### The request
Look for the string "ngrohtë" in every line, and copy each line that has it.

### Supplied information
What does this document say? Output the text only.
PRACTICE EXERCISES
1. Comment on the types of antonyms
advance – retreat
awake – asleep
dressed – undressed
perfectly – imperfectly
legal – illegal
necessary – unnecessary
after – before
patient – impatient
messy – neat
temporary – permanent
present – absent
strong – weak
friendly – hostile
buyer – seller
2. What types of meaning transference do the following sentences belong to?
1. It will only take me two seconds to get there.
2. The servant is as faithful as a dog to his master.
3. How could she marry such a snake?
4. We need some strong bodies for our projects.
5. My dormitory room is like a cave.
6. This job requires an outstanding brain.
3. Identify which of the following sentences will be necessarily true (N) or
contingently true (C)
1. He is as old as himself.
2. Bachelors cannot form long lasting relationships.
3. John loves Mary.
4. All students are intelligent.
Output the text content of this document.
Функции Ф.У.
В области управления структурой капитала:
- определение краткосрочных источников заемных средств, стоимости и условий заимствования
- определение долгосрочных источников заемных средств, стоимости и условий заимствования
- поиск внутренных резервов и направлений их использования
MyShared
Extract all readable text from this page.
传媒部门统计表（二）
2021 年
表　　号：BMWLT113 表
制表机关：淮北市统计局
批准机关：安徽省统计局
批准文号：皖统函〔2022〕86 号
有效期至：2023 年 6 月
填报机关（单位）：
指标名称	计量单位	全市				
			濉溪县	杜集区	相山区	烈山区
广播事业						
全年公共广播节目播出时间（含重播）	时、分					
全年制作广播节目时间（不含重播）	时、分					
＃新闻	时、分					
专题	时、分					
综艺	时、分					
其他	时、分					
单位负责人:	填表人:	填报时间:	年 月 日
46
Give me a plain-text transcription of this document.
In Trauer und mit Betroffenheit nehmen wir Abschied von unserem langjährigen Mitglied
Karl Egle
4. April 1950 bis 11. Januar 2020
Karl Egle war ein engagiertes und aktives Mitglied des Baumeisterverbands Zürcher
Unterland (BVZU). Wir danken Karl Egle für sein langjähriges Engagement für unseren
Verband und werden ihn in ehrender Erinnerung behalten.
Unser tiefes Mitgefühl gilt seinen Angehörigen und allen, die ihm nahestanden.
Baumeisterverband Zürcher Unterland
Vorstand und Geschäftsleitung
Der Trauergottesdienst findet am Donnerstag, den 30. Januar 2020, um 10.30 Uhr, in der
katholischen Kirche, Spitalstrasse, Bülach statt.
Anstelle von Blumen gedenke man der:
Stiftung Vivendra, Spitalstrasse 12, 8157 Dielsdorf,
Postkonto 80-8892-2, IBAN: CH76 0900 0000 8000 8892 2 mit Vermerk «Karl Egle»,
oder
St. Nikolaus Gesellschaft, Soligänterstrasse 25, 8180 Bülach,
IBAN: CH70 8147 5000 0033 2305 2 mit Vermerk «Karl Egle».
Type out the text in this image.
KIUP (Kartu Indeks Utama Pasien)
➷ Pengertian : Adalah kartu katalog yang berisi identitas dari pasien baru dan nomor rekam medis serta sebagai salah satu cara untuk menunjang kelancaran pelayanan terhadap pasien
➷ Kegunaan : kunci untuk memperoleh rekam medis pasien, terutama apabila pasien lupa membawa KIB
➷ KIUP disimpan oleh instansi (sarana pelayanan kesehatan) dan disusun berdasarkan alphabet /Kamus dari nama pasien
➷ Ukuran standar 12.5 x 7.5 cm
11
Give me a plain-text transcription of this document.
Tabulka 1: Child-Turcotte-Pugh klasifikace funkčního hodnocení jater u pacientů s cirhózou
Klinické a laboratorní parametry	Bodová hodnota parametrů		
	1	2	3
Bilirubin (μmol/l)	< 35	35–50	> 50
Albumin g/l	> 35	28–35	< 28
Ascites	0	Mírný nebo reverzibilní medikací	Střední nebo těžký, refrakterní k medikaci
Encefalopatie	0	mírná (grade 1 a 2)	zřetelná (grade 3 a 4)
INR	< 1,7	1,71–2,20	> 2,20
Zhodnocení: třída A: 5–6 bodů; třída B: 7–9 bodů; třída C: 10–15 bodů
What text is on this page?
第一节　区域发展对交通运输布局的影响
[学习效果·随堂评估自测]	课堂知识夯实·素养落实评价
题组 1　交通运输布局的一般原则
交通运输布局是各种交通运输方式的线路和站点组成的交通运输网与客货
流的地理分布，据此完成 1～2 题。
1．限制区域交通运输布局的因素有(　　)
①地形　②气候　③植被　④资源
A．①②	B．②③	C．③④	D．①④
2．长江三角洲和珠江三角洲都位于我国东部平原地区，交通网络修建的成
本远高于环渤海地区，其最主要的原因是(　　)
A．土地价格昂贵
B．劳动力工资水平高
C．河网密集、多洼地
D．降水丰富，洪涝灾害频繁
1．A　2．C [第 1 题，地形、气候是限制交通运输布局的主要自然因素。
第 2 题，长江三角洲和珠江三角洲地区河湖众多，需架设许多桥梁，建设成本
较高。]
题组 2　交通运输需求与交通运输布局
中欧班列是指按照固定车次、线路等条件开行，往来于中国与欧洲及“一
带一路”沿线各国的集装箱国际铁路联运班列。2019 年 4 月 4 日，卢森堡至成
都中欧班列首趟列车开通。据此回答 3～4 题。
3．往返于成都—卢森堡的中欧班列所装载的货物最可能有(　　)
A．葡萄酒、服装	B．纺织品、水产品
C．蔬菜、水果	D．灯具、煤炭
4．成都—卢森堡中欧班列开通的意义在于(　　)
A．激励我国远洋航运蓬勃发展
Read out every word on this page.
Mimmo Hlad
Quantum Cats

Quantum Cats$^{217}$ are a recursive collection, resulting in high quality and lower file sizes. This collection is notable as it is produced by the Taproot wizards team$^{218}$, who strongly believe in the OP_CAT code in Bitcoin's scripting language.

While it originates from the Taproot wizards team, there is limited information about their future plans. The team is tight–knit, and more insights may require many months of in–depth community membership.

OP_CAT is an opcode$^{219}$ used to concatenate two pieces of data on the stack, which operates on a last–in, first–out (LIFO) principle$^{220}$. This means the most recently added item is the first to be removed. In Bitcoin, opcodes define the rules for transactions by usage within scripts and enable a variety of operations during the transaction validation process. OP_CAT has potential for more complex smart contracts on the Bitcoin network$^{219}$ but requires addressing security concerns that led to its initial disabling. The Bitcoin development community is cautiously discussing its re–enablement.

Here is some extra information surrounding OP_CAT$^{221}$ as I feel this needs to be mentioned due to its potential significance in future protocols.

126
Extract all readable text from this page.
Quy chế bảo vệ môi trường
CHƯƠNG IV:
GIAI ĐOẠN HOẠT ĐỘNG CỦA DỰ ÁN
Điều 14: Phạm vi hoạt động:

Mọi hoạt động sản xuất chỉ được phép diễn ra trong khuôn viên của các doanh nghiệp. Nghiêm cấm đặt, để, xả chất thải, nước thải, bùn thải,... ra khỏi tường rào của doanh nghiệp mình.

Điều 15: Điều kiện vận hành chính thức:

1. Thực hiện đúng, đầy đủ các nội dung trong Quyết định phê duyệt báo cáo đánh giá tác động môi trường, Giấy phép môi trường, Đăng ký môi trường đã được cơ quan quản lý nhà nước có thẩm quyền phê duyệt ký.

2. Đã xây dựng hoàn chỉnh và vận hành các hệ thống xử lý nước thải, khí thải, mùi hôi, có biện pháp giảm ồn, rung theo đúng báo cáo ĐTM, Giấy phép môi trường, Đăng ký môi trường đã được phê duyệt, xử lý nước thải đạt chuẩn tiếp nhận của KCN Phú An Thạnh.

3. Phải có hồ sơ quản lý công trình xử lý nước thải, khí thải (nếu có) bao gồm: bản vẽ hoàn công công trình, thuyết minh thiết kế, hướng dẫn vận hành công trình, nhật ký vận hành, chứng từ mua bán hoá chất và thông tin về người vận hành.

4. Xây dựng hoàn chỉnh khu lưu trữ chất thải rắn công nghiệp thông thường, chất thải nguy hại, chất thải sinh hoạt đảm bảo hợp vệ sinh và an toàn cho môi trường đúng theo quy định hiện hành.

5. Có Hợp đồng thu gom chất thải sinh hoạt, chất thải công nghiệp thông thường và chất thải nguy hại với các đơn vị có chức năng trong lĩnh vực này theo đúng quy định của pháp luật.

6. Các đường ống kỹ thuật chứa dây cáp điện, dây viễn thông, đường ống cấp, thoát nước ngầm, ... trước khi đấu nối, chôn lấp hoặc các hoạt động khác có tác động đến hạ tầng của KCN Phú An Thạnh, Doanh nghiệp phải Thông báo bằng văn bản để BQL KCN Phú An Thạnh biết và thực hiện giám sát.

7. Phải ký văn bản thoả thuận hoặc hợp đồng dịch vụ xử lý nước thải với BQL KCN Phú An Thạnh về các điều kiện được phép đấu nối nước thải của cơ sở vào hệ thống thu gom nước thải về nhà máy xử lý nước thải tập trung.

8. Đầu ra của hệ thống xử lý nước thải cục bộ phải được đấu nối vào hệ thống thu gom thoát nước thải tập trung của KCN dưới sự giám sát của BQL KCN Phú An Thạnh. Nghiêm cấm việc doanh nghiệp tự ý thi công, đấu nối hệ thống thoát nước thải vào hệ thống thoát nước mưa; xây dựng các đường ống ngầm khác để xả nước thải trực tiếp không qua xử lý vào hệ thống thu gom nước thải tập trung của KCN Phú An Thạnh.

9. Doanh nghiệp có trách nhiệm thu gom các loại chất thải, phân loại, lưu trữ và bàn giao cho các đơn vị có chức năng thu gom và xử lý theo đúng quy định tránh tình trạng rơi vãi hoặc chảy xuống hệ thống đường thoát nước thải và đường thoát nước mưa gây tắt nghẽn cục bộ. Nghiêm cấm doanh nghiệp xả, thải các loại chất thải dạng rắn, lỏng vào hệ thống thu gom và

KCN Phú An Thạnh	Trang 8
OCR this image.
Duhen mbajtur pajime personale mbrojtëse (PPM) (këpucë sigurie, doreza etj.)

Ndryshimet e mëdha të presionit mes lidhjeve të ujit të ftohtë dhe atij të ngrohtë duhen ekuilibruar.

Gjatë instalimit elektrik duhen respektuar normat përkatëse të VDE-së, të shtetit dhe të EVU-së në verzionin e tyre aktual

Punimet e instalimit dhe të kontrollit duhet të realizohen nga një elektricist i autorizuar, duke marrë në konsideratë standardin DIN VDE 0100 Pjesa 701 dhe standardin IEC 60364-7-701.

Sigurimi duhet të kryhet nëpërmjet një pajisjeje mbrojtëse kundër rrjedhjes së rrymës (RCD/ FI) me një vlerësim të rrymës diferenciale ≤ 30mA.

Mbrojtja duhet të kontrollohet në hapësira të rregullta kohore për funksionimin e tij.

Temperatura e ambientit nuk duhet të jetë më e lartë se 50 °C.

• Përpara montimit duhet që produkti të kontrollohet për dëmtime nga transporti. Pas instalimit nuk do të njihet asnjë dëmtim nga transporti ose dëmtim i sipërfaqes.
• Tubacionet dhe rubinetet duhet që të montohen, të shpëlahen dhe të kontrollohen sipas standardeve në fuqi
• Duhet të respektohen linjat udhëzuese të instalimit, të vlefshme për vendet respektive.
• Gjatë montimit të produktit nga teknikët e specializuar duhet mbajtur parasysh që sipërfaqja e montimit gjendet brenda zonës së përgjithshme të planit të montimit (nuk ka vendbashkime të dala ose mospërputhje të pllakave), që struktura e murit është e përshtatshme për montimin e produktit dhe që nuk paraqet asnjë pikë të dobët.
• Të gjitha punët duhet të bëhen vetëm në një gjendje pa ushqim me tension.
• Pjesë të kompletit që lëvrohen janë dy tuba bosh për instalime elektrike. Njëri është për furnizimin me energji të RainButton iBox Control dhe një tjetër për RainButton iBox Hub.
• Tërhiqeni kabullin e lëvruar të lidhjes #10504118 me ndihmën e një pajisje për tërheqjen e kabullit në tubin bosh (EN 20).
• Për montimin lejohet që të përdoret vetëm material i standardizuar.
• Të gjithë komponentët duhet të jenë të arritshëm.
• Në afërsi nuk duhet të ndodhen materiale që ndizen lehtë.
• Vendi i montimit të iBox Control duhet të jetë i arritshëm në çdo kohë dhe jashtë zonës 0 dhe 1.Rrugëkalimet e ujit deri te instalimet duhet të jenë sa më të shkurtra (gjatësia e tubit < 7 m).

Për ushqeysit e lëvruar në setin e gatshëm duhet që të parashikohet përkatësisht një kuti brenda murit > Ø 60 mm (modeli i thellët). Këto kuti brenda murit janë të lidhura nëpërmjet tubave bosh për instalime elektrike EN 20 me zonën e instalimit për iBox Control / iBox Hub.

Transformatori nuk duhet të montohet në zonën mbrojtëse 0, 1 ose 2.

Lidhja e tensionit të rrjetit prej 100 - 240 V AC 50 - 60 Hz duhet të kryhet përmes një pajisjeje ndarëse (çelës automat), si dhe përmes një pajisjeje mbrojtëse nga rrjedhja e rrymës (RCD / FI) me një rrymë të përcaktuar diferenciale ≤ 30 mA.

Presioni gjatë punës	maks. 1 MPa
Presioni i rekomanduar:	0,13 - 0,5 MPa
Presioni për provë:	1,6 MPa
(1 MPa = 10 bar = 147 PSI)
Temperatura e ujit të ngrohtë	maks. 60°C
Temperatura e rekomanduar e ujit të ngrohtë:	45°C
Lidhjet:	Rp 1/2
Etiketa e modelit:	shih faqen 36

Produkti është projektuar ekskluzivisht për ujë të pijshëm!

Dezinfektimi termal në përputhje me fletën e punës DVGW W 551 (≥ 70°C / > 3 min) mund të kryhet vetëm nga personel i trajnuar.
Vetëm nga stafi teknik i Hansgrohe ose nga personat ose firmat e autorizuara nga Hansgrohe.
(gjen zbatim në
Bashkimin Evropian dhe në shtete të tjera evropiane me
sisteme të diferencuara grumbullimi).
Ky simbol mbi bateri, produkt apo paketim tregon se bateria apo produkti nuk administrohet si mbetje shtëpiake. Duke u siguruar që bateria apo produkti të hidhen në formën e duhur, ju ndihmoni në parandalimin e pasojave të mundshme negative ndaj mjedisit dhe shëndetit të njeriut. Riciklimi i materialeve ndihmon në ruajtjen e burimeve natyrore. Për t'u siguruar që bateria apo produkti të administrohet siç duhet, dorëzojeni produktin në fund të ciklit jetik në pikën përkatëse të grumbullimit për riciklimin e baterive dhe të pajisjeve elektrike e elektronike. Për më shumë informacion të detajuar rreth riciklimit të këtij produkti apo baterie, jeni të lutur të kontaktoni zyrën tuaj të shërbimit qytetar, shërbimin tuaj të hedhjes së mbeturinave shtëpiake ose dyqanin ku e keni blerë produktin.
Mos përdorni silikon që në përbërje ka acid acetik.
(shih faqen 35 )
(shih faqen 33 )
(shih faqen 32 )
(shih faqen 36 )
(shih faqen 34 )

### Output of the task
Ndryshimet e mëdha të presionit mes lidhjeve të ujit të ftohtë dhe atij të ngrohtë duhen ekuilibruar.
Temperatura e ujit të ngrohtë	maks. 60°C
Temperatura e rekomanduar e ujit të ngrohtë:	45°C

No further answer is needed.